───── PROVIDED TEXT
Our first quarter results included consolidated reported sales growth of 10% with a 3% organic increase and adjusted earnings per share of $1.99, up 18% from last year. Organic sales performance in the quarter was driven by high single-digit performance in the Americas, which was partially offset by a decline in the International segment. Geographically, we saw strong growth in North and Latin America and weakness across our European and Middle Eastern markets. Our results reflect the resilience of our diversified business despite the lower growth environment in Europe and the potential impact due to the Middle East conflict. Looking at sales by product category, organic sales and detection were consistent with the prior year as double-digit growth in portable gas detection was offset by double-digit declines in fixed monitoring solutions in International. This decline reflects the impact of softer European and Middle Eastern markets.
The M&C TechGroup acquisition contributed $15 million to the quarter. Organic sales and fire service increased 3% YoY, driven by strength in the Americas. As we expected, SCBA sales partially benefited from AFG funding related to the U.S. government shutdown in late 2025. Organic sales of industrial PPE were up 7% on continued momentum in fall protection and growth in industrial head protection, reflecting healthy performance in our short cycle businesses and nice momentum in our new H2 Hard Hat. In International, growth in protective ballistic helmets provided additional tailwinds. Organic orders were also healthy and in line with normal seasonality, and book-to-bill was above one. We're pleased to see the reopening of the Department of Homeland Security, which should further enable fire departments to access the AFG grants that were approved in 2025.
Strength was notable in our industrial PPE business, supporting broad-based strength across our short cycle businesses. Moving to slide seven. We continue to execute our Accelerate strategy to drive value for our stakeholders and serve our mission. We're encouraged by the solid start to the year, especially given the challenging operating environment in certain areas of the world. The business demonstrated resilience through top-line growth and margin expansion, with America's strength outpacing International results. We also achieved positive price cost in the first quarter. I'd now like to provide some context on the impact of the conflict in the Middle East. While we've not seen any meaningful business cancellations, in the short term, it's been affecting customer order and delivery patterns in the region. While the Middle East is a long-term growth market for the MSA, for reference, sales represent about mid-single digit percentages for our overall business.
──────────
───── GIVEN MATERIAL
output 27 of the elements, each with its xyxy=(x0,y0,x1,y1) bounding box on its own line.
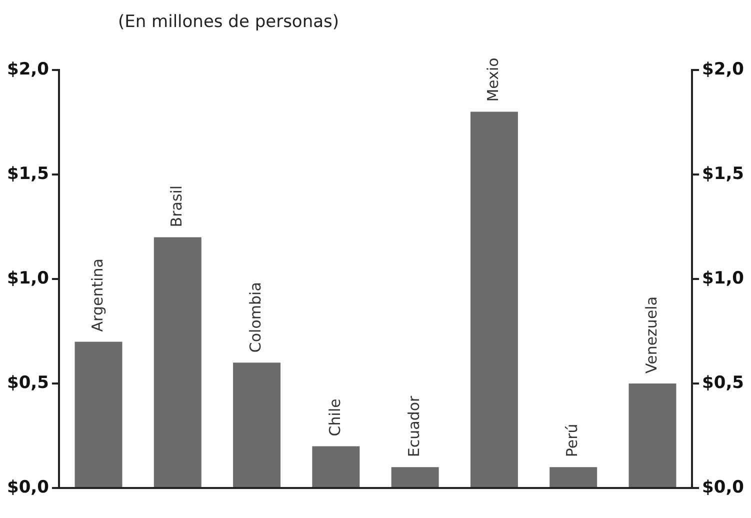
──────────
▶ EXERCISE REQUIREMENTS:
According to the earnings call excerpt, how much did the M&C TechGroup acquisition contribute to the quarter?

▶ EXERCISE OUTPUT:
$15 million